Each line of the listing that contains the word "Mephistophone" is to be copied.
### Data in this exercise
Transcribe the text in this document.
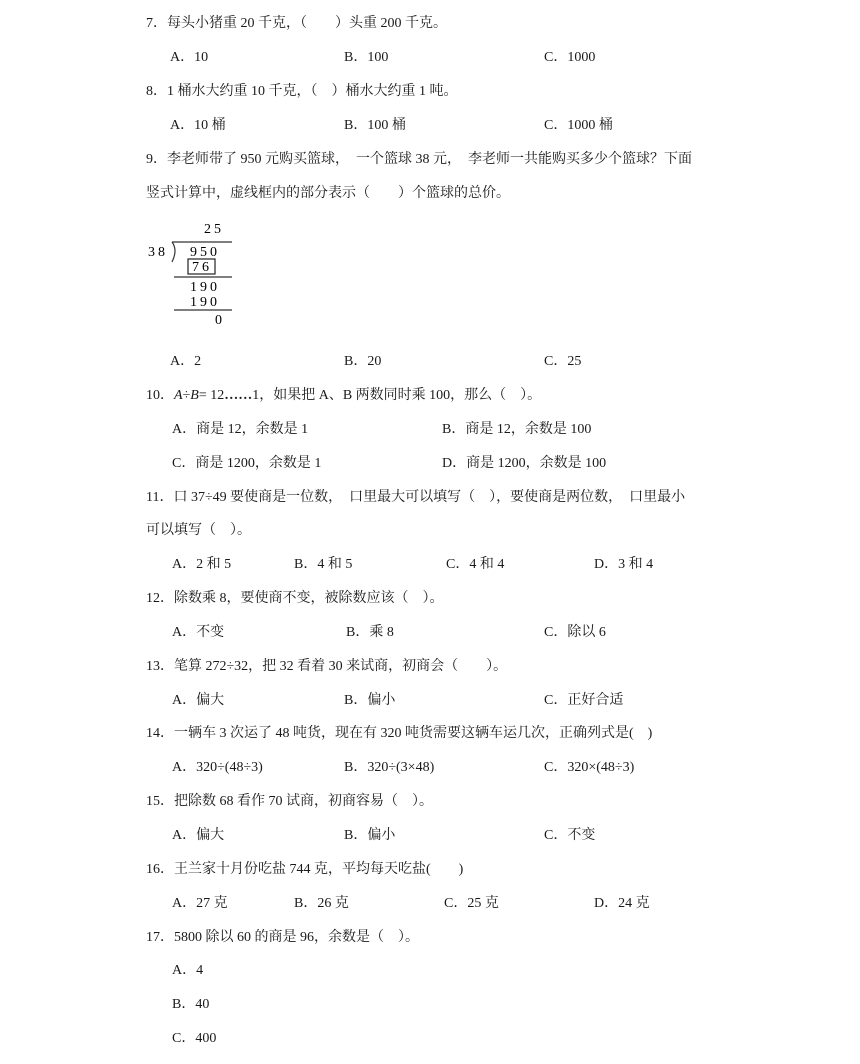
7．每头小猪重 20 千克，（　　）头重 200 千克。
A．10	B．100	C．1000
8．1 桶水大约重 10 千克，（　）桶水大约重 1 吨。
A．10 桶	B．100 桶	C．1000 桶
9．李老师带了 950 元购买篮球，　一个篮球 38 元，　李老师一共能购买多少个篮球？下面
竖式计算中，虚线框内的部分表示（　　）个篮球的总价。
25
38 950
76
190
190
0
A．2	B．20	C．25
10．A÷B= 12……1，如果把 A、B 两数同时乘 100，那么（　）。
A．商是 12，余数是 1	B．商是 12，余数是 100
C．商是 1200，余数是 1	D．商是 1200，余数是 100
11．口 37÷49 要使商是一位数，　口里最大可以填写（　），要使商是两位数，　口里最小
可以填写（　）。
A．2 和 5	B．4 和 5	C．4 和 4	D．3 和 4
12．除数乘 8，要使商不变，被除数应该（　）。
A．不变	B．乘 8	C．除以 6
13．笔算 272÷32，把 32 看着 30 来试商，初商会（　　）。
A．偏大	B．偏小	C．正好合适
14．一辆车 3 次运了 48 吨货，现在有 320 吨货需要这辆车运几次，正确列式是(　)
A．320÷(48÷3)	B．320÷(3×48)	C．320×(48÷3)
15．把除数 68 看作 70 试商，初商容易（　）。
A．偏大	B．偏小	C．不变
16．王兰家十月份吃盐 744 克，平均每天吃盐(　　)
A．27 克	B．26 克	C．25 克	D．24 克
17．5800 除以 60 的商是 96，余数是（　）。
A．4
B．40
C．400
######
### Data in this exercise
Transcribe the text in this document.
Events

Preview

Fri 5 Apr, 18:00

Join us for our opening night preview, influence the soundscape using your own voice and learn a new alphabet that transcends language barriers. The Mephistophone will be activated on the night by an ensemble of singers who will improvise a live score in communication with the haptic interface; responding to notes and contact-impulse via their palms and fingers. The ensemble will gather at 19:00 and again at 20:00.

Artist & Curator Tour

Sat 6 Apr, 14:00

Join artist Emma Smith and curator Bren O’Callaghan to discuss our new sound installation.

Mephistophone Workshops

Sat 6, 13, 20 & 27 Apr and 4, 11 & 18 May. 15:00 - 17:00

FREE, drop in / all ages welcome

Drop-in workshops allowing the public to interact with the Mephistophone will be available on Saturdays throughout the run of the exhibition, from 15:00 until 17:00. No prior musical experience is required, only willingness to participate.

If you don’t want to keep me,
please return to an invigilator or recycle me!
######
The answer:
Join us for our opening night preview, influence the soundscape using your own voice and learn a new alphabet that transcends language barriers. The Mephistophone will be activated on the night by an ensemble of singers who will improvise a live score in communication with the haptic interface; responding to notes and contact-impulse via their palms and fingers. The ensemble will gather at 19:00 and again at 20:00.
Mephistophone Workshops
Drop-in workshops allowing the public to interact with the Mephistophone will be available on Saturdays throughout the run of the exhibition, from 15:00 until 17:00. No prior musical experience is required, only willingness to participate.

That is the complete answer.